◆ **Отрывок**:
+===+

Говоря о критериях научности в философском знании, мы не должны забывать об их сложном, а значит и противоречивом характере. Во-первых, есть «научность» философии как особой формы познания, мышления, которая отличает ее от иных, более конкретных, особенных форм познания, например, естественнонаучного, социологического или эстетического, этического, религиозного и др. Во-вторых, философии как науке свойственны и те критерии, которые характеризуют любую форму науки, будь это естественнонаучное или гуманитарное научное знание в его отличии от обыденных форм. В-третьих, в своем цельном виде философия распространяет свое познание, конкретизирует и возводит, возвышает его до познания и объяснения закономерностей общественной жизни, превращаясь в социальную теорию, социологию, идеологию, выполняя функции прогнозирования, моделирования и преобразования действительности, распространяя свое познание на явления общества, консолидируя вокруг себя социальные силы, мобилизуя их на преобразования, выступая как социальная философия с ее критериями научности. В частности, они заключаются и в том, что в развитом виде философия должна выполнять свою социальную, практическую, а значит и проектно-преобразующую функцию.

Если мы посмотрим на эти критерии научности, то многих из них попросту не обнаружим ни в русской философии дореволюционной поры, ни в русской религиозной философии – в частности. Последняя констатация не умаляет их ценности как определенного направления в развитии философского знания со своими особенностями, достижениями и вкладом в мировую философскую мысль. Но считать их самодостаточными системами, определяющими вершину развития философской мысли, ее классическую стадию, означало бы чрезмерно упрощать их характеристику.

Для философии как формы мышления, достигшей своего совершенства, развитого состояния, зрелости, как нам представляется, характерны:
  • Цельность, то есть распространенность ее положений и на природу, и на общество, и на процессы духовного развития.
  • Диалектичность, признание принципа развития и его распространение в свободном от односторонности виде на природные, социальные и духовные процессы жизни вообще, в том числе и на процессы самопознания самой философии. Последнее означает четкое последовательное проведение принципа развития в представлении о диалектике применительно и к логике, и к мышлению, и к представлению о самом предмете.
  • Постановку основного вопроса философии, признание первичных и определяющих связей и отношений применительно к взаимодействию двух противоположностей – материи или сознания.
  • Признание того или иного решения основного вопроса философии как критерия, разграничивающего материализм и идеализм как граничные объясняющие принципы в самом философском искании.
  • Распространение принципов материализма и принципа развития на понимание общественной жизни и истории, т.е. цельный, завершенный и последовательный монизм.
  • Признание противоречия как источника самодвижения, саморазвития. Признание противоположности материального и духовного как источника развития самой философии.
  • Утверждение познаваемости мира. В противном случае сама философия становится ненужной и говорить о ее роли, значении в обществе становится бессмысленным.
  • Отсюда утверждение истины как соответствия мышления предмету объективной действительности (в отличие от интереса, получающего выражение во мнении), в котором утверждается многообразие форм социальной действительности и зависимости субъекта от предметного мира. Философия решает вопрос о соответствии мышления миру, то есть об истинности нашего познания, социальная философия признает многообразие социальных форм, полноту и многообразие отражения социальных интересов.

+===+

◆ **Задание A**:
Как в тексте о критериях научности философии раскрывается понятие цельности?
◆ **Задание B**:
Напишите продолжение текста о критериях научности философии, начав сразу после его последнего предложения.
Записи, приведенные далее, представляют собой отдельный материал и не связаны с текстом о критериях научности философии.

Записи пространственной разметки

+===+

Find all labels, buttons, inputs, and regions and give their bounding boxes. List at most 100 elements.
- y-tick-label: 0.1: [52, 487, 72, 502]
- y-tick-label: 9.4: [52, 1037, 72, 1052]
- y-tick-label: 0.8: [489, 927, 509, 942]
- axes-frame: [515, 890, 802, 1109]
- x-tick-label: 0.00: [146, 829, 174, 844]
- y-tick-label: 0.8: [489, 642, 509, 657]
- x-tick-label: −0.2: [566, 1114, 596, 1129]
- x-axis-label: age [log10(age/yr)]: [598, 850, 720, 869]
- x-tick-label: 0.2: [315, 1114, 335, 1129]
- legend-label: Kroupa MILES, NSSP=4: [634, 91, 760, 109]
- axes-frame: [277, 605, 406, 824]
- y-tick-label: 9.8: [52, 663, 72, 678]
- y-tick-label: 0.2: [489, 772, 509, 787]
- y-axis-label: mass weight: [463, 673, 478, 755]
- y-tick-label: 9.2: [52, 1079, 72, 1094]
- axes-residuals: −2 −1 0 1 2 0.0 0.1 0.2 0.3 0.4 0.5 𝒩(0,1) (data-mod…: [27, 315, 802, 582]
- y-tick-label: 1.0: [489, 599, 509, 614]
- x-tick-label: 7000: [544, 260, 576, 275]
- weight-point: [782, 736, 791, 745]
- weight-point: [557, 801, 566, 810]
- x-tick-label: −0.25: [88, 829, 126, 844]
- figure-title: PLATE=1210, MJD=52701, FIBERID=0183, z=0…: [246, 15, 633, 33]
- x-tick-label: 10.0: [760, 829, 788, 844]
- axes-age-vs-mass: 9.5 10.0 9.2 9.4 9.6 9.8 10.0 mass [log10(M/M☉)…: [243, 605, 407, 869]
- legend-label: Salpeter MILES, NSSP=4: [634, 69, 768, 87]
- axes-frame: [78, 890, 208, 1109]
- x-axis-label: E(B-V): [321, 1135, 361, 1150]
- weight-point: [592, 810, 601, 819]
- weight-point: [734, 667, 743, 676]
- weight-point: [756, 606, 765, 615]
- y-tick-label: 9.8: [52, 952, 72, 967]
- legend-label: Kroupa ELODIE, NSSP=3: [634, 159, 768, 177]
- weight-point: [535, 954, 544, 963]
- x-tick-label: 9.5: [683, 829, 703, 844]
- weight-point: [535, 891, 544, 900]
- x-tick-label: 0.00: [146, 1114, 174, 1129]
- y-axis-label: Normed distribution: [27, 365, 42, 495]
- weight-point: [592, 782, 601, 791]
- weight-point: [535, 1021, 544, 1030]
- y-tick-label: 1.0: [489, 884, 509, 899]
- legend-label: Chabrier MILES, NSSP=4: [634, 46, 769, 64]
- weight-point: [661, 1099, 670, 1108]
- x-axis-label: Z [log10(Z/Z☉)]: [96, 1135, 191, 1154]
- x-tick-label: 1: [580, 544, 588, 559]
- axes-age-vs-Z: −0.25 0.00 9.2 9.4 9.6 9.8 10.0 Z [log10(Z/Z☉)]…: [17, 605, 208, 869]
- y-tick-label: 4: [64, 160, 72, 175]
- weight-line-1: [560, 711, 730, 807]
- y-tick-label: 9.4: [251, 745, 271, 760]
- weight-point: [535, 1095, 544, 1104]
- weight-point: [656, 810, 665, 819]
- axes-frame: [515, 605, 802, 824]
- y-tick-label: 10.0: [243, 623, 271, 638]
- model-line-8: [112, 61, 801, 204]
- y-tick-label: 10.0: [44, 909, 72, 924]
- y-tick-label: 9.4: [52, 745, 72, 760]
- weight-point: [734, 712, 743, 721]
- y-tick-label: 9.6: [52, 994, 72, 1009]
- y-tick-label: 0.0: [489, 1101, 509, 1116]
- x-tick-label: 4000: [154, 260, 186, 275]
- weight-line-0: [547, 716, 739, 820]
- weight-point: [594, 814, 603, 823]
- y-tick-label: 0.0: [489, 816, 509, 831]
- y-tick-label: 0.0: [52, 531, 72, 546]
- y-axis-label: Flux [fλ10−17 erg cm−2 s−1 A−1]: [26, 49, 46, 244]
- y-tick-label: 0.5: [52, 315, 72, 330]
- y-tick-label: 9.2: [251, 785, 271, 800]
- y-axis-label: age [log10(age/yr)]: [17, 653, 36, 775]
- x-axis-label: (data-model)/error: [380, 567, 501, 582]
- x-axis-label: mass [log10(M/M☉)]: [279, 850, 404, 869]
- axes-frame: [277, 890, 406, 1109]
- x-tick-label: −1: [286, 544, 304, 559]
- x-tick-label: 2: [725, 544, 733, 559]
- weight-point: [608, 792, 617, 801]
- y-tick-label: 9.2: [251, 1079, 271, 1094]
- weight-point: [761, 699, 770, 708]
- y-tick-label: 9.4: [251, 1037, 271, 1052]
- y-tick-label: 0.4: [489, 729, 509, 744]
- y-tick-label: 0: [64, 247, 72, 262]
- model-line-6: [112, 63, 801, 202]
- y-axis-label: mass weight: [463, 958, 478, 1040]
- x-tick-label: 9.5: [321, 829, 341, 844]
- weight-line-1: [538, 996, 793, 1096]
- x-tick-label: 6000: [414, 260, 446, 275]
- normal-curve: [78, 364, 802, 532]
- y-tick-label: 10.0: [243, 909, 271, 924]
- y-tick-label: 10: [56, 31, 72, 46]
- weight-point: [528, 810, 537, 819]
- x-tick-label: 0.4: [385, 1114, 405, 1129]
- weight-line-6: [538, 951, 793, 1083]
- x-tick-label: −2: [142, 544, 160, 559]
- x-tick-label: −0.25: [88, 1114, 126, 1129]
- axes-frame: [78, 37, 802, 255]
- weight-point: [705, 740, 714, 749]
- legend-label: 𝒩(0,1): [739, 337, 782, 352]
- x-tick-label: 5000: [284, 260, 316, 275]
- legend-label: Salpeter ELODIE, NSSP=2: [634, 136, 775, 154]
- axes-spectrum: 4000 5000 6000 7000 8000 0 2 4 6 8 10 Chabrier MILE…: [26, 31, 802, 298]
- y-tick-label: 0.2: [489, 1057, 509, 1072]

+===+

◆ **Ожидаемый ответ A**:
Цельность — это распространенность ее положений и на природу, и на общество, и на процессы духовного развития.

◆ **Ожидаемый ответ B**:
  • Категориальность – то есть выработка основных понятий философии, а в более развитом виде создание своего особого языка, способного не только отразить все богатство и сложность окружающего мира, но и выразить его в соответствующей системе знания.
  • Упорядоченность, системность и организация познания, отражаемые и выражаемые в полученном в ходе исторического развития знании. Структурированность представленного знания, отражающего структурную упорядоченность самого мира – природного, социального и духовного.
  • Функциональная полнота получаемого знания, являющаяся результатом длительного исторического развития философии, которая сама претерпевает изменения, восходя по ступеням своего совершенства. Для одних философия – лишь средство умиротворения духа и отдохновения от мира, для других – орудие преобразования не только своего духовного хаоса, но и окружающего человека пространства, природного и социального, утверждение его космического, организующего начала.
  • Целостность как стремление к полноте, завершенности, совершенству знания, к внутренней логической непротиворечивости. Стремление философии выступить в формах, сближающих ее с наукой в том виде, в каком она присутствует на данном этапе развития общества, т.е. соответствие критериям научности: теоретичности, классовости (народности), партийности.

К сожалению, из дискуссии о предмете философии, о критерии философского знания ушел принцип развития, применимый к самой философской мысли. Под предлогом «не потерять ни одного зерна» некоторые философы забыли о том, что общество нуждается не во всех и всяких зернах, а в их здоровых, зрелых, развитых формах мышления. Незрелые зерна скорее вызывают интерес своими скрытыми, невыявленными возможностями, чем действительным их использованием на практике. Поэтому было бы вернее говорить о предмете зрелой формы философии и о критериях научности, применяемых к ее развитым формам. В противном случае сама логика рассуждений или должна отбросить ее предшествующие стадии развития или, наоборот, склонить голову перед их несовершенством, признать их за самостоятельные, самодостаточные формы познания. И то и другое было бы ошибочным.

Философия как зрелая форма мышления, то есть выполняющая социальную, практически-преобразующую функцию, не появляется сразу и в готовом виде. Так же как и сама способность к мышлению, философия – исторически появившаяся и развивающаяся форма. Но, оставляя позади, в истории свои незрелые формы, она сохраняет в себе опыт не только плодотворных открытий, восхождений к истине, но и многочисленные тупиковые формы мышления, заблуждения, иллюзии; воспроизводит их вновь и вновь постольку, поскольку они коренятся в самой деформированной действительности. Она несет в себе все предшествующие формы в снятом виде. И в этом онтогенез и филогенез философского знания совпадают. Но это – дополнительное, а подчас и избыточное знание, которое философия вынуждена тянуть за собой из истории, поскольку они сохраняют свои положительные моменты, имеющие основания в самой реальности. Хотя их актуальное значение обратно пропорционально историческому ходу развития философии.

Эти превзойденные самой философией ступени, начальные, исходные формы, абсолютизируются, реанимируются и противопоставляются ее зрелым, развитым формам как самодостаточные и самостоятельные системы.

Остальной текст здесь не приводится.